"""
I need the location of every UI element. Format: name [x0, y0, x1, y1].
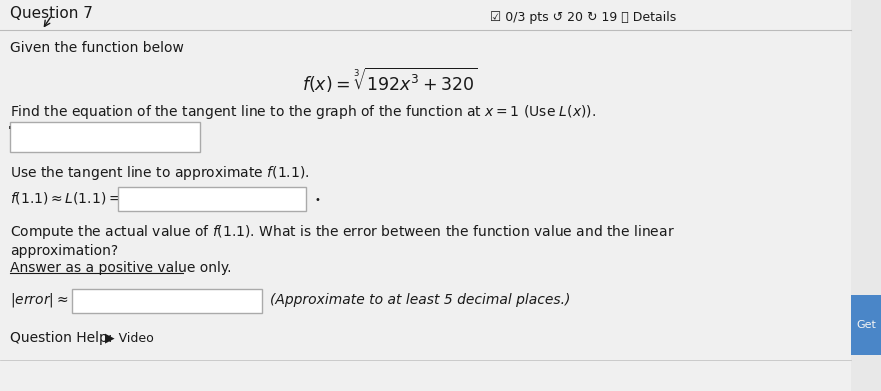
Text: ': '	[8, 125, 11, 138]
FancyBboxPatch shape	[0, 0, 851, 391]
Text: Answer as a positive value only.: Answer as a positive value only.	[10, 261, 232, 275]
Text: $f(x) = \sqrt[3]{192x^3 + 320}$: $f(x) = \sqrt[3]{192x^3 + 320}$	[302, 65, 478, 95]
Text: $|error| \approx$: $|error| \approx$	[10, 291, 69, 309]
Text: Question Help:: Question Help:	[10, 331, 113, 345]
Text: •: •	[315, 195, 321, 205]
Text: Question 7: Question 7	[10, 7, 93, 22]
Text: Given the function below: Given the function below	[10, 41, 184, 55]
FancyBboxPatch shape	[72, 289, 262, 313]
Text: $f(1.1) \approx L(1.1) =$: $f(1.1) \approx L(1.1) =$	[10, 190, 121, 206]
Text: approximation?: approximation?	[10, 244, 118, 258]
Text: Find the equation of the tangent line to the graph of the function at $x = 1$ (U: Find the equation of the tangent line to…	[10, 103, 596, 121]
Text: ☑ 0/3 pts ↺ 20 ↻ 19 ⓘ Details: ☑ 0/3 pts ↺ 20 ↻ 19 ⓘ Details	[490, 11, 677, 25]
FancyBboxPatch shape	[118, 187, 306, 211]
FancyBboxPatch shape	[10, 122, 200, 152]
Text: Compute the actual value of $f(1.1)$. What is the error between the function val: Compute the actual value of $f(1.1)$. Wh…	[10, 223, 675, 241]
Text: (Approximate to at least 5 decimal places.): (Approximate to at least 5 decimal place…	[270, 293, 570, 307]
Text: Use the tangent line to approximate $f(1.1)$.: Use the tangent line to approximate $f(1…	[10, 164, 309, 182]
Text: ▶ Video: ▶ Video	[105, 332, 154, 344]
FancyBboxPatch shape	[851, 295, 881, 355]
Text: Get: Get	[856, 320, 876, 330]
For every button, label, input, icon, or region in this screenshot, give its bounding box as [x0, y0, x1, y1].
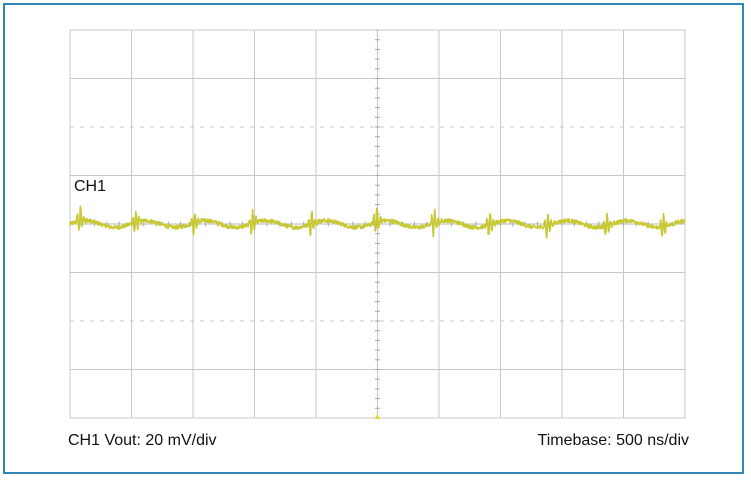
ch1-trace-layer [69, 205, 686, 239]
ch1-trace [69, 205, 686, 239]
timebase-label: Timebase: 500 ns/div [537, 432, 689, 449]
channel-label: CH1 [74, 178, 107, 195]
vertical-scale-label: CH1 Vout: 20 mV/div [68, 432, 217, 449]
trigger-marker [374, 414, 381, 419]
figure-frame [3, 3, 744, 474]
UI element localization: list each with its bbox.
"""
Aim of the exercise – Copy out every line of the entries above word for word, leaving out the pictures.

Worked answer –
I need the location of every UI element. Format: name [x0, y0, x1, y1].
Text: ': '	[8, 125, 11, 138]
FancyBboxPatch shape	[0, 0, 851, 391]
Text: Answer as a positive value only.: Answer as a positive value only.	[10, 261, 232, 275]
Text: $f(x) = \sqrt[3]{192x^3 + 320}$: $f(x) = \sqrt[3]{192x^3 + 320}$	[302, 65, 478, 95]
Text: $|error| \approx$: $|error| \approx$	[10, 291, 69, 309]
Text: Question Help:: Question Help:	[10, 331, 113, 345]
Text: •: •	[315, 195, 321, 205]
Text: Question 7: Question 7	[10, 7, 93, 22]
Text: Given the function below: Given the function below	[10, 41, 184, 55]
FancyBboxPatch shape	[72, 289, 262, 313]
Text: $f(1.1) \approx L(1.1) =$: $f(1.1) \approx L(1.1) =$	[10, 190, 121, 206]
Text: approximation?: approximation?	[10, 244, 118, 258]
Text: Find the equation of the tangent line to the graph of the function at $x = 1$ (U: Find the equation of the tangent line to…	[10, 103, 596, 121]
Text: ☑ 0/3 pts ↺ 20 ↻ 19 ⓘ Details: ☑ 0/3 pts ↺ 20 ↻ 19 ⓘ Details	[490, 11, 677, 25]
FancyBboxPatch shape	[118, 187, 306, 211]
FancyBboxPatch shape	[10, 122, 200, 152]
Text: Compute the actual value of $f(1.1)$. What is the error between the function val: Compute the actual value of $f(1.1)$. Wh…	[10, 223, 675, 241]
Text: (Approximate to at least 5 decimal places.): (Approximate to at least 5 decimal place…	[270, 293, 570, 307]
Text: Use the tangent line to approximate $f(1.1)$.: Use the tangent line to approximate $f(1…	[10, 164, 309, 182]
Text: ▶ Video: ▶ Video	[105, 332, 154, 344]
FancyBboxPatch shape	[851, 295, 881, 355]
Text: Get: Get	[856, 320, 876, 330]
For every button, label, input, icon, or region in this screenshot, give its bounding box as [x0, y0, x1, y1].
ch1-trace-layer [69, 205, 686, 239]
ch1-trace [69, 205, 686, 239]
timebase-label: Timebase: 500 ns/div [537, 432, 689, 449]
channel-label: CH1 [74, 178, 107, 195]
vertical-scale-label: CH1 Vout: 20 mV/div [68, 432, 217, 449]
trigger-marker [374, 414, 381, 419]
figure-frame [3, 3, 744, 474]
UI element localization: list each with its bbox.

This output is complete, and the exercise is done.